BEGIN DATA PROVIDED

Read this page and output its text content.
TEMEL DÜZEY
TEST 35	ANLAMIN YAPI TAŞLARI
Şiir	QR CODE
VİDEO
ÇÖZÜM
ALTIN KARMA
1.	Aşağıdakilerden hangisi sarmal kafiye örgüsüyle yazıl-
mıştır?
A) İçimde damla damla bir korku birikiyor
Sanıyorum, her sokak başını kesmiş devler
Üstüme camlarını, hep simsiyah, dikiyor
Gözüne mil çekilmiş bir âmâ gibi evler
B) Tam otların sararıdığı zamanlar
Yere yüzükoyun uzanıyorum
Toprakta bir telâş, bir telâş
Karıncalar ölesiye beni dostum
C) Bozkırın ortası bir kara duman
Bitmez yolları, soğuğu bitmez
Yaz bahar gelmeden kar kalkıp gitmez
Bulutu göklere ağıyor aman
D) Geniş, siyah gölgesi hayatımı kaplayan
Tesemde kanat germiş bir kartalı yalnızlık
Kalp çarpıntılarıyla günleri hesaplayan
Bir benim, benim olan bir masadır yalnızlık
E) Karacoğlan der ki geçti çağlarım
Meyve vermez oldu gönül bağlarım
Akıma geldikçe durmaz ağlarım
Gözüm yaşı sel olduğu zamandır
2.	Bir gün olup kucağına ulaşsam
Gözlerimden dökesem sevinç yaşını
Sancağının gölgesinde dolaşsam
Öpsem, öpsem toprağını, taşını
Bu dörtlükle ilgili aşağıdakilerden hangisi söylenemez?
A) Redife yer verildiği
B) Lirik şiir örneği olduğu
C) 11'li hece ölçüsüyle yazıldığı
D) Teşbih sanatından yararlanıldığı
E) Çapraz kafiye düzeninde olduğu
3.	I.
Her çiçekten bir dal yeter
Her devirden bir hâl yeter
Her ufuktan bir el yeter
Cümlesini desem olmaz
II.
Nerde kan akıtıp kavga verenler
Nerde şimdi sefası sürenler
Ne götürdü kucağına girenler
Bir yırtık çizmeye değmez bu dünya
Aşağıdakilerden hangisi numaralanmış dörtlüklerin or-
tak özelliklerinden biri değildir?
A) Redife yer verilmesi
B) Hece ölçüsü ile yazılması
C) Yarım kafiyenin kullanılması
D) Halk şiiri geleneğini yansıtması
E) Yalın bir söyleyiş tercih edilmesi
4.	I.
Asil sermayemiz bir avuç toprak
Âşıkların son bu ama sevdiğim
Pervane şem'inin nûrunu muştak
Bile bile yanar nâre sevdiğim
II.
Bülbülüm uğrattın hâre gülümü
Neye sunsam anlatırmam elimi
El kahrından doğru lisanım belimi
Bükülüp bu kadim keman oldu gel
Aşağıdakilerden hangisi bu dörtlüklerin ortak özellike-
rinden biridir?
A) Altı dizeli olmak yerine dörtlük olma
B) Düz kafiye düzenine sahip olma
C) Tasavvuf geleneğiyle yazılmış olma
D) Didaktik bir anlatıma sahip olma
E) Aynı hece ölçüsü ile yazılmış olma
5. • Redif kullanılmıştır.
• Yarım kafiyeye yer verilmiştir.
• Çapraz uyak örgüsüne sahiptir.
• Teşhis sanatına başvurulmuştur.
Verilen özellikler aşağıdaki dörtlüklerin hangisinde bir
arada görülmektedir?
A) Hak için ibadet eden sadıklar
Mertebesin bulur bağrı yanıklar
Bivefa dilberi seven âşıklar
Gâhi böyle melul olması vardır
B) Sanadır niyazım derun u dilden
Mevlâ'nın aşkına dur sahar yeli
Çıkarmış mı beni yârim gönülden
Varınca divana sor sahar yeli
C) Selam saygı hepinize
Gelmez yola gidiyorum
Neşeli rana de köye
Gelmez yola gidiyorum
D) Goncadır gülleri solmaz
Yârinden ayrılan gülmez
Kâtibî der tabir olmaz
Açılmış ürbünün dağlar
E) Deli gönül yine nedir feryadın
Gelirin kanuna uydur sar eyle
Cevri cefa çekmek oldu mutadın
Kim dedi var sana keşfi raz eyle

END DATA PROVIDED

» **THE PROBLEM**: Repeat every record, exactly as written.

» **RESULT OF THIS EXERCISE**:
Read this page and output its text content.
TEMEL DÜZEY
TEST 35	ANLAMIN YAPI TAŞLARI
Şiir	QR CODE
VİDEO
ÇÖZÜM
ALTIN KARMA
1.	Aşağıdakilerden hangisi sarmal kafiye örgüsüyle yazıl-
mıştır?
A) İçimde damla damla bir korku birikiyor
Sanıyorum, her sokak başını kesmiş devler
Üstüme camlarını, hep simsiyah, dikiyor
Gözüne mil çekilmiş bir âmâ gibi evler
B) Tam otların sararıdığı zamanlar
Yere yüzükoyun uzanıyorum
Toprakta bir telâş, bir telâş
Karıncalar ölesiye beni dostum
C) Bozkırın ortası bir kara duman
Bitmez yolları, soğuğu bitmez
Yaz bahar gelmeden kar kalkıp gitmez
Bulutu göklere ağıyor aman
D) Geniş, siyah gölgesi hayatımı kaplayan
Tesemde kanat germiş bir kartalı yalnızlık
Kalp çarpıntılarıyla günleri hesaplayan
Bir benim, benim olan bir masadır yalnızlık
E) Karacoğlan der ki geçti çağlarım
Meyve vermez oldu gönül bağlarım
Akıma geldikçe durmaz ağlarım
Gözüm yaşı sel olduğu zamandır
2.	Bir gün olup kucağına ulaşsam
Gözlerimden dökesem sevinç yaşını
Sancağının gölgesinde dolaşsam
Öpsem, öpsem toprağını, taşını
Bu dörtlükle ilgili aşağıdakilerden hangisi söylenemez?
A) Redife yer verildiği
B) Lirik şiir örneği olduğu
C) 11'li hece ölçüsüyle yazıldığı
D) Teşbih sanatından yararlanıldığı
E) Çapraz kafiye düzeninde olduğu
3.	I.
Her çiçekten bir dal yeter
Her devirden bir hâl yeter
Her ufuktan bir el yeter
Cümlesini desem olmaz
II.
Nerde kan akıtıp kavga verenler
Nerde şimdi sefası sürenler
Ne götürdü kucağına girenler
Bir yırtık çizmeye değmez bu dünya
Aşağıdakilerden hangisi numaralanmış dörtlüklerin or-
tak özelliklerinden biri değildir?
A) Redife yer verilmesi
B) Hece ölçüsü ile yazılması
C) Yarım kafiyenin kullanılması
D) Halk şiiri geleneğini yansıtması
E) Yalın bir söyleyiş tercih edilmesi
4.	I.
Asil sermayemiz bir avuç toprak
Âşıkların son bu ama sevdiğim
Pervane şem'inin nûrunu muştak
Bile bile yanar nâre sevdiğim
II.
Bülbülüm uğrattın hâre gülümü
Neye sunsam anlatırmam elimi
El kahrından doğru lisanım belimi
Bükülüp bu kadim keman oldu gel
Aşağıdakilerden hangisi bu dörtlüklerin ortak özellike-
rinden biridir?
A) Altı dizeli olmak yerine dörtlük olma
B) Düz kafiye düzenine sahip olma
C) Tasavvuf geleneğiyle yazılmış olma
D) Didaktik bir anlatıma sahip olma
E) Aynı hece ölçüsü ile yazılmış olma
5. • Redif kullanılmıştır.
• Yarım kafiyeye yer verilmiştir.
• Çapraz uyak örgüsüne sahiptir.
• Teşhis sanatına başvurulmuştur.
Verilen özellikler aşağıdaki dörtlüklerin hangisinde bir
arada görülmektedir?
A) Hak için ibadet eden sadıklar
Mertebesin bulur bağrı yanıklar
Bivefa dilberi seven âşıklar
Gâhi böyle melul olması vardır
B) Sanadır niyazım derun u dilden
Mevlâ'nın aşkına dur sahar yeli
Çıkarmış mı beni yârim gönülden
Varınca divana sor sahar yeli
C) Selam saygı hepinize
Gelmez yola gidiyorum
Neşeli rana de köye
Gelmez yola gidiyorum
D) Goncadır gülleri solmaz
Yârinden ayrılan gülmez
Kâtibî der tabir olmaz
Açılmış ürbünün dağlar
E) Deli gönül yine nedir feryadın
Gelirin kanuna uydur sar eyle
Cevri cefa çekmek oldu mutadın
Kim dedi var sana keşfi raz eyle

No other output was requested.